[確認用本文]
= = = = =

テストステロンイソ酪酸エステル

基本情報

構造

テストステロンイソ酪酸エステルの構造式
分子式
C23H34O3
分子量
358.5 g/mol
エステル
イソ酪酸エステル
主な構造修飾
テストステロン17β位のイソ酪酸エステル化

性質

系統
テストステロン
投与経路
注射(筋肉内)
17αアルキル化
なし
エストロゲン性
アロマターゼ活性
プロゲスチン性

歴史

誕生

テストステロンイソ酪酸エステル(Testosterone isobutyrate)は、テストステロンの17β水酸基をイソ酪酸エステル化した注射用テストステロンエステルです。[1]
Agovirin Depotは、1969年12月30日にスロバキアで販売承認が発行された製剤で、現在の登録情報ではBB Pharma a.s.が承認保有者です。[2]

医療

Agovirin Depotは、テストステロンイソ酪酸エステル25 mg/mLを含む筋肉内注射用の水性微結晶懸濁液として登録されています。[2][3]
臨床上の適応は、精巣性アンドロゲンの完全欠乏または産生低下、重度の閉経後骨粗しょう症、再生不良性貧血です。[3]

ボディビル

Agovirin Depotは、油性溶液ではなく水性微結晶懸濁液のテストステロン系注射AASです。
テストステロンエステルは、局所デポから放出された後に加水分解され、遊離テストステロンとして作用します。[4]
短いエステル名よりもAgovirin Depotという製品名で知られ、テストステロン由来のアンドロゲン作用、同化作用、エストロゲン変換を持つ注射AASです。[4]

製品名

  • アゴビリンデポ(Agovirin Depot)
  • テストクリスト(Testocryst)

特徴とリスク

特徴

テストステロンイソ酪酸エステルは、エステル化によって筋肉内注射後の放出を遅らせるプロドラッグです。

= = = = =

構造化ページ解析データ:
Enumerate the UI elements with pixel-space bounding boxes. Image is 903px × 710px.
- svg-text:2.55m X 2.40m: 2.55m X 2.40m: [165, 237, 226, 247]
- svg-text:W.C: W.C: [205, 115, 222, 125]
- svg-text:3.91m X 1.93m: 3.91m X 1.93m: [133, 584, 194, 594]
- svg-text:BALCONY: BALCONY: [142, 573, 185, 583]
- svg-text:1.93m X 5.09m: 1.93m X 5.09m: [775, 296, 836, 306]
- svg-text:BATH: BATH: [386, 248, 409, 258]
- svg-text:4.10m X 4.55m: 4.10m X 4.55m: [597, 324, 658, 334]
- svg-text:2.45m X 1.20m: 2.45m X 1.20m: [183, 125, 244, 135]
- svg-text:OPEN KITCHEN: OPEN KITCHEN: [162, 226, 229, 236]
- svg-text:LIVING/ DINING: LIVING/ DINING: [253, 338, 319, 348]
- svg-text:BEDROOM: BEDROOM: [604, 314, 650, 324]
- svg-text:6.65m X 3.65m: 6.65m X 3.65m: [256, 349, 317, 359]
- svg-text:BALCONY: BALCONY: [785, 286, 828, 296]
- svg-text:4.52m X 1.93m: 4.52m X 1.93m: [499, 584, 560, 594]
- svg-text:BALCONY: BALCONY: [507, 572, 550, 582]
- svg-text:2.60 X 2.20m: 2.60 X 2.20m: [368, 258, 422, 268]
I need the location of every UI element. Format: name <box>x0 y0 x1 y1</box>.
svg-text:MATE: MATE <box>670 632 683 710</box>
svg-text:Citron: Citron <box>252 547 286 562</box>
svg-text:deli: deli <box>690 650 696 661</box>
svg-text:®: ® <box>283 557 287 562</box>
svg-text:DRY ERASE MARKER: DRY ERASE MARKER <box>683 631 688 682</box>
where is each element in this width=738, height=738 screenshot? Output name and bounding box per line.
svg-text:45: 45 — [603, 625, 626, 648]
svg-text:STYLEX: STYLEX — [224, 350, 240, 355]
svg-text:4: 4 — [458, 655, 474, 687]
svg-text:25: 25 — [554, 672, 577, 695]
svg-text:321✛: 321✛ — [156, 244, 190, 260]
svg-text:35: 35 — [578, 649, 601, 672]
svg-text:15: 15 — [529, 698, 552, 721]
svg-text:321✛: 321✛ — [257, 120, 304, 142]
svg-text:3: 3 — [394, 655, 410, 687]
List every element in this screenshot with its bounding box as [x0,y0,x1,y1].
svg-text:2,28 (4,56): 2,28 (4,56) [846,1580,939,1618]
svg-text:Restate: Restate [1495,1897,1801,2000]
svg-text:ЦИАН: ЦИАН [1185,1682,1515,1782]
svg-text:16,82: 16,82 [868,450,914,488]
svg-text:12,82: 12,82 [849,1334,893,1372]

= = = = =

[取り組む課題]
1) 次の(a)〜(c)がテストステロンイソ酪酸エステルの本文と一致するかを、はい・いいえで判定すること。判定ごとに、決め手となる本文の語句をそのまま引用する。
(a) Agovirin Depotの販売承認は、1969年12月30日にスロバキアで発行された。
(b) Agovirin Depotは油性溶液の注射剤である。
(c) 臨床上の適応には再生不良性貧血が含まれる。
2) テストステロンイソ酪酸エステルの本文を、「Agovirin Depotは、油性溶液」から「を遅らせるプロドラッグです。」まで一字一句変えずに書き写すこと。

[解答]
1)
(a) はい。「Agovirin Depotは、1969年12月30日にスロバキアで販売承認が発行された製剤」
(b) いいえ。「Agovirin Depotは、油性溶液ではなく水性微結晶懸濁液のテストステロン系注射AASです。」
(c) はい。「臨床上の適応は、精巣性アンドロゲンの完全欠乏または産生低下、重度の閉経後骨粗しょう症、再生不良性貧血です。」

2)
Agovirin Depotは、油性溶液ではなく水性微結晶懸濁液のテストステロン系注射AASです。
テストステロンエステルは、局所デポから放出された後に加水分解され、遊離テストステロンとして作用します。[4]
短いエステル名よりもAgovirin Depotという製品名で知られ、テストステロン由来のアンドロゲン作用、同化作用、エストロゲン変換を持つ注射AASです。[4]

製品名

  • アゴビリンデポ(Agovirin Depot)
  • テストクリスト(Testocryst)

特徴とリスク

特徴

テストステロンイソ酪酸エステルは、エステル化によって筋肉内注射後の放出を遅らせるプロドラッグです。